◆ Data shown:
----

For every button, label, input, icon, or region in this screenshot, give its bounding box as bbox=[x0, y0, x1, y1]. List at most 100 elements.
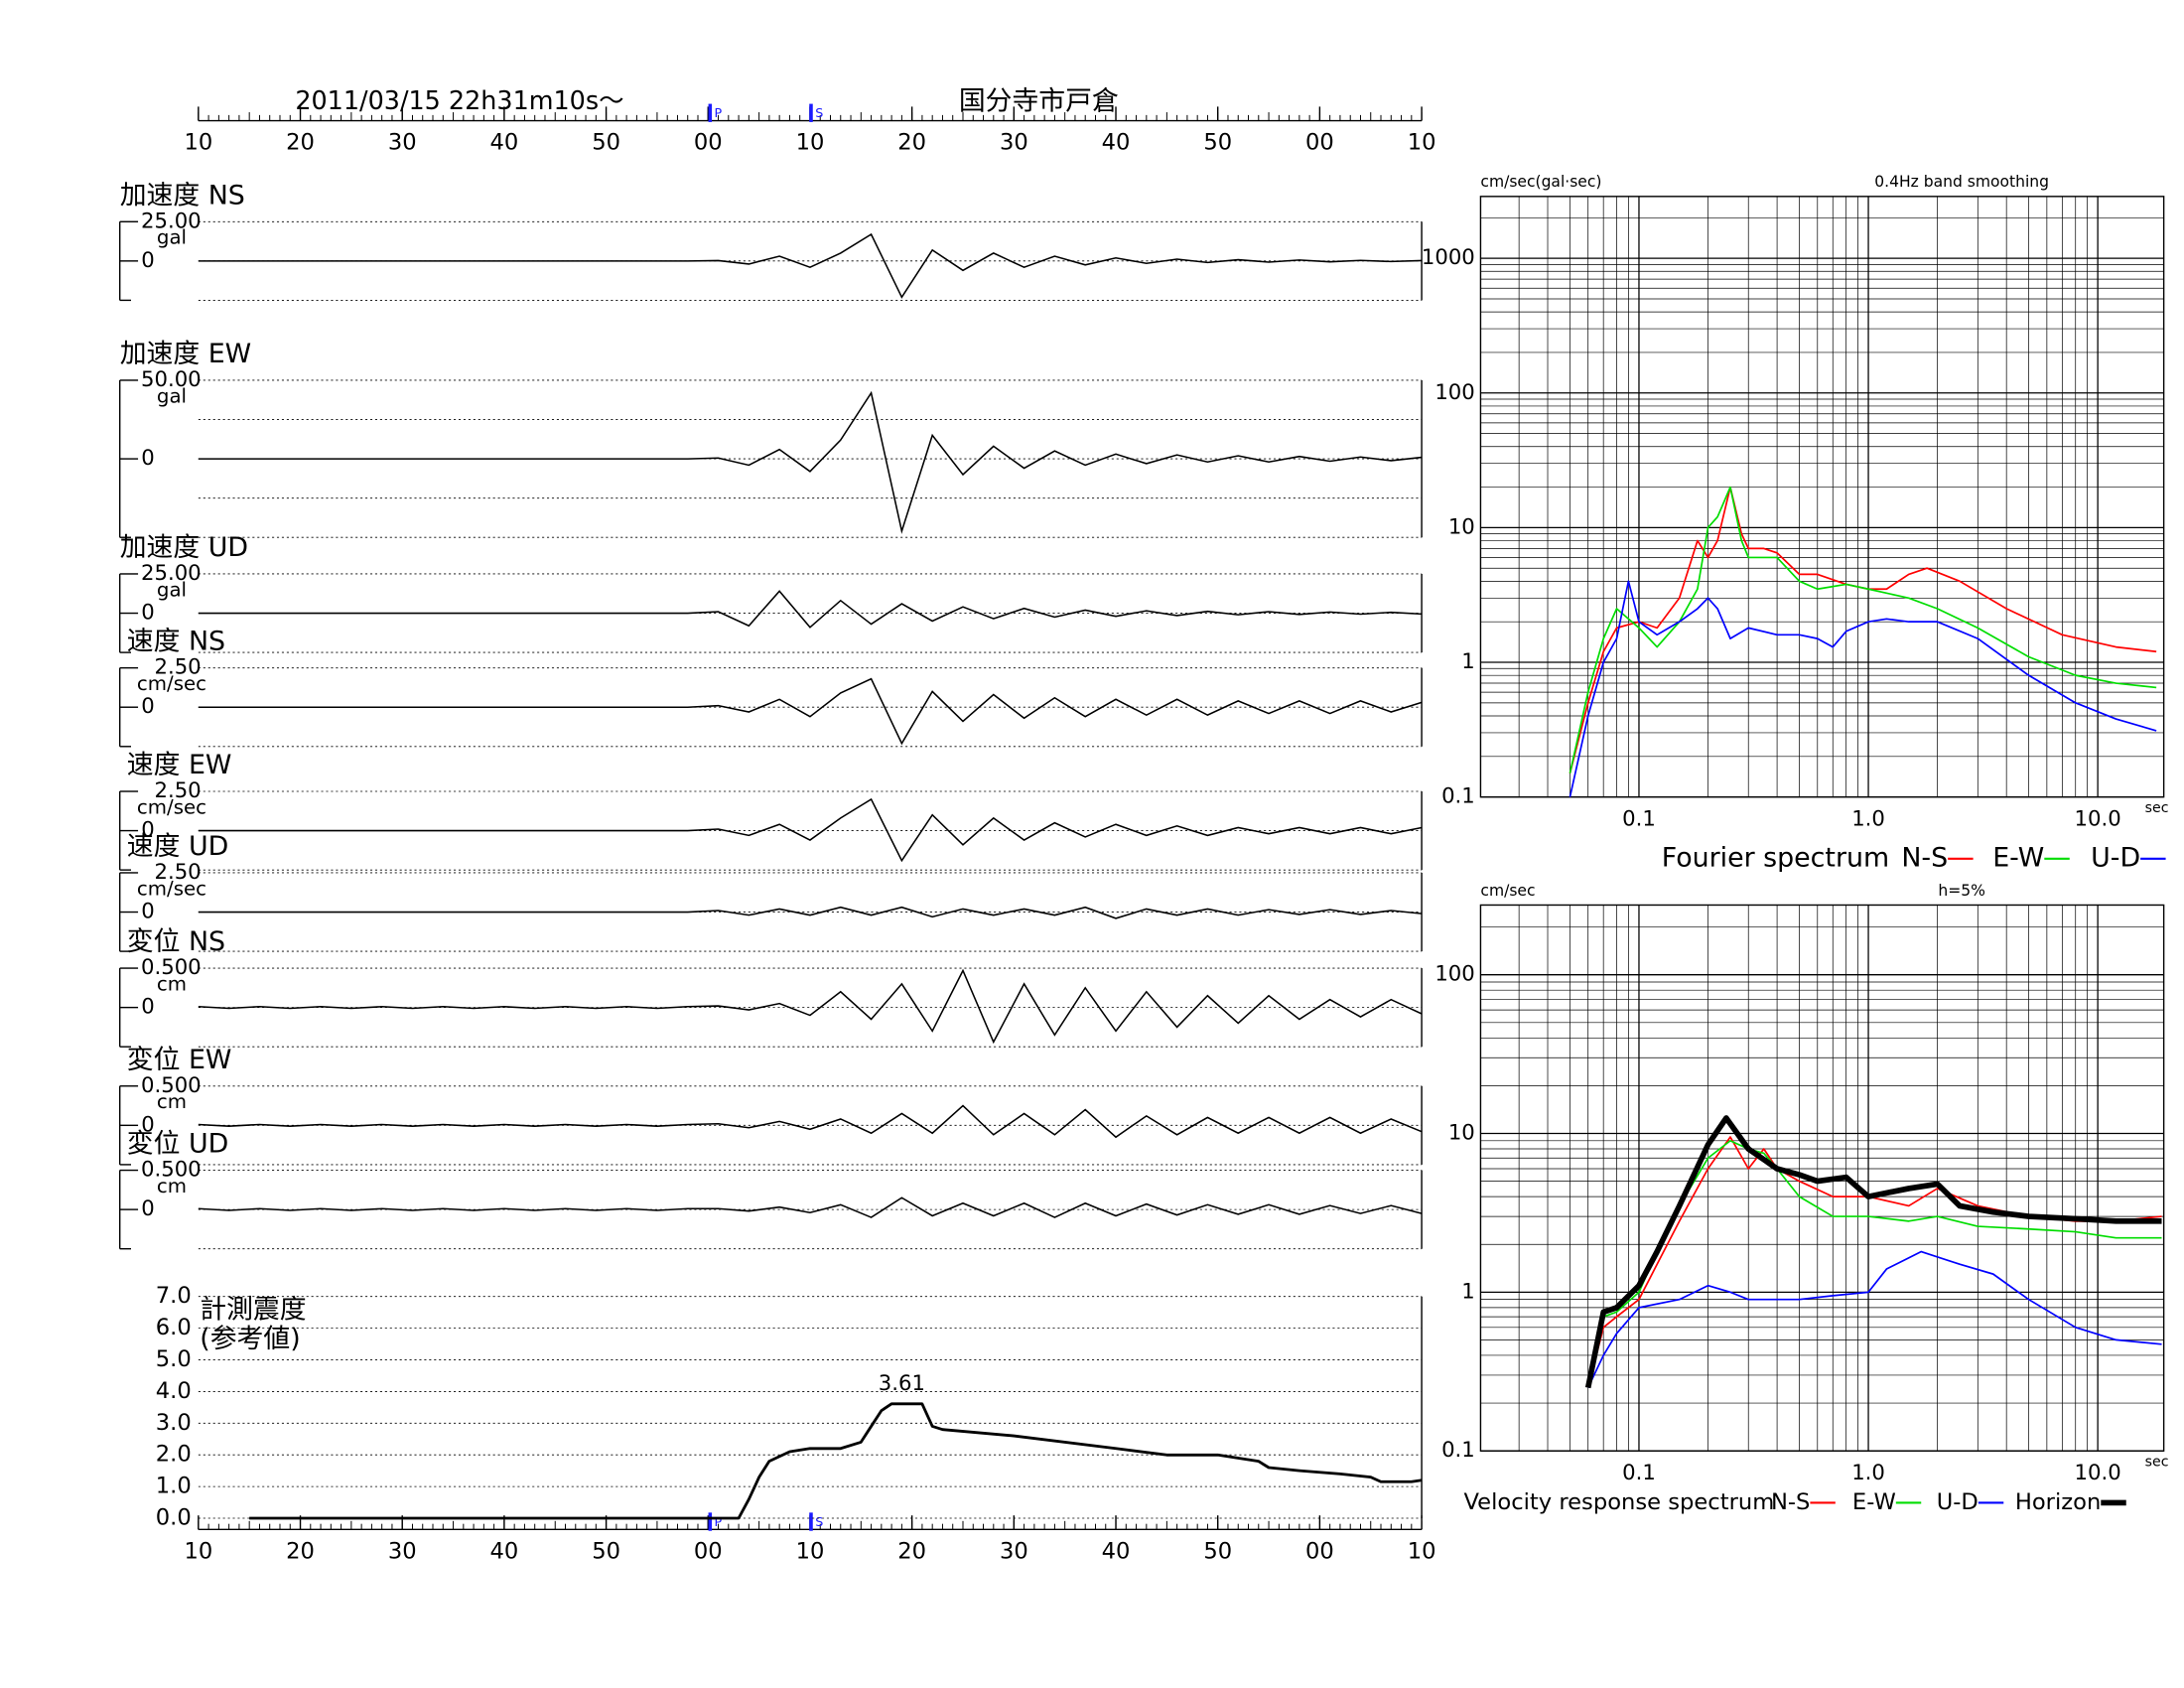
y-tick-label: 1.0 bbox=[156, 1474, 192, 1499]
panel-title: 加速度 NS bbox=[120, 180, 245, 211]
panel-title: 加速度 EW bbox=[120, 339, 251, 369]
x-tick-label: 40 bbox=[490, 130, 519, 156]
y-tick-label: 0.500 bbox=[141, 954, 202, 979]
panel-unit: cm bbox=[157, 1090, 187, 1113]
legend-title: Fourier spectrum bbox=[1662, 842, 1889, 873]
x-axis-label: sec bbox=[2145, 1454, 2169, 1470]
legend-label: E-W bbox=[1852, 1489, 1896, 1515]
x-tick-label: 30 bbox=[1000, 130, 1028, 156]
legend-label: U-D bbox=[1937, 1489, 1979, 1515]
y-tick-label: 100 bbox=[1434, 961, 1474, 986]
panel-title: 速度 UD bbox=[127, 831, 228, 862]
y-axis-label: cm/sec(gal·sec) bbox=[1480, 173, 1601, 191]
y-tick-label: 5.0 bbox=[156, 1346, 192, 1372]
y-tick-label: 0 bbox=[141, 1111, 154, 1136]
waveform-trace bbox=[198, 906, 1423, 919]
y-tick-label: 0 bbox=[141, 1196, 154, 1220]
x-tick-label: 30 bbox=[388, 1538, 417, 1564]
phase-marker-label: P bbox=[715, 105, 723, 120]
x-tick-label: 10 bbox=[796, 1538, 825, 1564]
spectrum-line bbox=[1569, 486, 2157, 774]
y-tick-label: 0 bbox=[141, 994, 154, 1019]
panel-unit: gal bbox=[157, 578, 187, 601]
x-tick-label: 50 bbox=[1203, 1538, 1232, 1564]
peak-label: 3.61 bbox=[879, 1370, 925, 1395]
y-tick-label: 6.0 bbox=[156, 1315, 192, 1340]
y-tick-label: 0 bbox=[141, 445, 154, 470]
x-tick-label: 50 bbox=[592, 1538, 620, 1564]
y-tick-label: 100 bbox=[1434, 379, 1474, 404]
y-tick-label: 50.00 bbox=[141, 366, 202, 391]
y-tick-label: 2.50 bbox=[154, 777, 201, 802]
spectrum-line bbox=[1569, 580, 2157, 797]
waveform-trace bbox=[198, 390, 1423, 534]
x-tick-label: 40 bbox=[1102, 130, 1131, 156]
y-tick-label: 0 bbox=[141, 693, 154, 718]
y-tick-label: 1 bbox=[1461, 648, 1474, 673]
x-tick-label: 10.0 bbox=[2075, 805, 2121, 830]
x-tick-label: 10 bbox=[1408, 1538, 1436, 1564]
y-tick-label: 10 bbox=[1448, 513, 1475, 538]
waveform-trace bbox=[198, 1196, 1423, 1218]
x-tick-label: 20 bbox=[286, 1538, 315, 1564]
spectrum-line bbox=[1586, 1250, 2162, 1388]
panel-title: 変位 NS bbox=[127, 926, 225, 957]
plot-frame bbox=[1479, 904, 2165, 1452]
y-tick-label: 0 bbox=[141, 247, 154, 272]
x-tick-label: 40 bbox=[1102, 1538, 1131, 1564]
x-tick-label: 00 bbox=[694, 1538, 723, 1564]
x-tick-label: 20 bbox=[897, 1538, 926, 1564]
y-tick-label: 0.0 bbox=[156, 1505, 192, 1531]
waveform-trace bbox=[198, 232, 1423, 299]
y-tick-label: 1 bbox=[1461, 1278, 1474, 1303]
phase-marker-label: S bbox=[815, 105, 823, 120]
y-tick-label: 7.0 bbox=[156, 1283, 192, 1309]
panel-unit: gal bbox=[157, 226, 187, 249]
y-tick-label: 0.500 bbox=[141, 1072, 202, 1097]
x-tick-label: 00 bbox=[1305, 1538, 1334, 1564]
x-tick-label: 30 bbox=[1000, 1538, 1028, 1564]
x-tick-label: 10 bbox=[184, 1538, 212, 1564]
y-tick-label: 25.00 bbox=[141, 560, 202, 585]
legend-label: N-S bbox=[1771, 1489, 1810, 1515]
waveform-trace bbox=[198, 590, 1423, 629]
panel-title: 加速度 UD bbox=[120, 532, 248, 563]
y-tick-label: 0.1 bbox=[1441, 1437, 1475, 1462]
x-tick-label: 00 bbox=[1305, 130, 1334, 156]
y-tick-label: 1000 bbox=[1422, 244, 1475, 269]
phase-marker-label: P bbox=[715, 1514, 723, 1529]
x-tick-label: 20 bbox=[897, 130, 926, 156]
panel-title: 変位 EW bbox=[127, 1045, 232, 1075]
y-tick-label: 0 bbox=[141, 600, 154, 625]
y-tick-label: 25.00 bbox=[141, 208, 202, 232]
record-time: 2011/03/15 22h31m10s〜 bbox=[295, 85, 623, 115]
legend-label: U-D bbox=[2091, 842, 2140, 873]
x-tick-label: 20 bbox=[286, 130, 315, 156]
spectrum-line bbox=[1569, 486, 2157, 774]
x-tick-label: 10 bbox=[1408, 130, 1436, 156]
y-tick-label: 0 bbox=[141, 817, 154, 842]
legend-label: Horizon bbox=[2015, 1489, 2101, 1515]
y-tick-label: 4.0 bbox=[156, 1378, 192, 1404]
y-tick-label: 3.0 bbox=[156, 1410, 192, 1436]
panel-unit: cm/sec bbox=[137, 877, 206, 900]
intensity-title: 計測震度 bbox=[200, 1294, 306, 1325]
x-tick-label: 40 bbox=[490, 1538, 519, 1564]
legend-title: Velocity response spectrum bbox=[1463, 1489, 1774, 1515]
y-tick-label: 0.500 bbox=[141, 1157, 202, 1182]
intensity-line bbox=[249, 1402, 1423, 1520]
spectrum-line bbox=[1584, 1115, 2162, 1389]
y-tick-label: 0.1 bbox=[1441, 783, 1475, 808]
y-tick-label: 2.50 bbox=[154, 654, 201, 679]
plot-note: h=5% bbox=[1938, 882, 1985, 900]
x-tick-label: 1.0 bbox=[1851, 1460, 1885, 1484]
x-tick-label: 10 bbox=[796, 130, 825, 156]
intensity-subtitle: (参考値) bbox=[200, 1324, 300, 1354]
x-tick-label: 0.1 bbox=[1622, 1460, 1656, 1484]
y-tick-label: 2.0 bbox=[156, 1442, 192, 1468]
x-tick-label: 00 bbox=[694, 130, 723, 156]
x-tick-label: 0.1 bbox=[1622, 805, 1656, 830]
waveform-trace bbox=[198, 797, 1423, 863]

----

◆ Exercise brief: Please revise the part of the records that opens with the line containing "y-tick-label: 1.0 bbox=[156, 1474, 192, 1499]" and closes with the line containing "x-tick-label: 40 bbox=[1102, 130, 1131, 156]", changing "waveform-trace" to "seismogram-trace" and keeping everything else the same. Return only those lines.

◆ Complete response:
y-tick-label: 1.0 bbox=[156, 1474, 192, 1499]
panel-title: 加速度 NS bbox=[120, 180, 245, 211]
panel-title: 加速度 EW bbox=[120, 339, 251, 369]
x-tick-label: 40 bbox=[490, 130, 519, 156]
y-tick-label: 0.500 bbox=[141, 954, 202, 979]
panel-unit: cm bbox=[157, 1090, 187, 1113]
legend-title: Fourier spectrum bbox=[1662, 842, 1889, 873]
x-axis-label: sec bbox=[2145, 1454, 2169, 1470]
legend-label: E-W bbox=[1852, 1489, 1896, 1515]
x-tick-label: 30 bbox=[1000, 130, 1028, 156]
legend-label: U-D bbox=[1937, 1489, 1979, 1515]
y-tick-label: 100 bbox=[1434, 961, 1474, 986]
panel-title: 速度 UD bbox=[127, 831, 228, 862]
y-axis-label: cm/sec(gal·sec) bbox=[1480, 173, 1601, 191]
y-tick-label: 5.0 bbox=[156, 1346, 192, 1372]
y-tick-label: 0 bbox=[141, 1111, 154, 1136]
seismogram-trace bbox=[198, 906, 1423, 919]
y-tick-label: 0 bbox=[141, 1196, 154, 1220]
x-tick-label: 30 bbox=[388, 1538, 417, 1564]
phase-marker-label: P bbox=[715, 105, 723, 120]
x-tick-label: 10 bbox=[796, 1538, 825, 1564]
spectrum-line bbox=[1569, 486, 2157, 774]
y-tick-label: 0 bbox=[141, 994, 154, 1019]
panel-unit: gal bbox=[157, 578, 187, 601]
x-tick-label: 50 bbox=[1203, 1538, 1232, 1564]
peak-label: 3.61 bbox=[879, 1370, 925, 1395]
y-tick-label: 6.0 bbox=[156, 1315, 192, 1340]
y-tick-label: 0 bbox=[141, 445, 154, 470]
x-tick-label: 50 bbox=[592, 1538, 620, 1564]
y-tick-label: 100 bbox=[1434, 379, 1474, 404]
y-tick-label: 50.00 bbox=[141, 366, 202, 391]
y-tick-label: 2.50 bbox=[154, 777, 201, 802]
spectrum-line bbox=[1569, 580, 2157, 797]
seismogram-trace bbox=[198, 390, 1423, 534]
x-tick-label: 40 bbox=[1102, 130, 1131, 156]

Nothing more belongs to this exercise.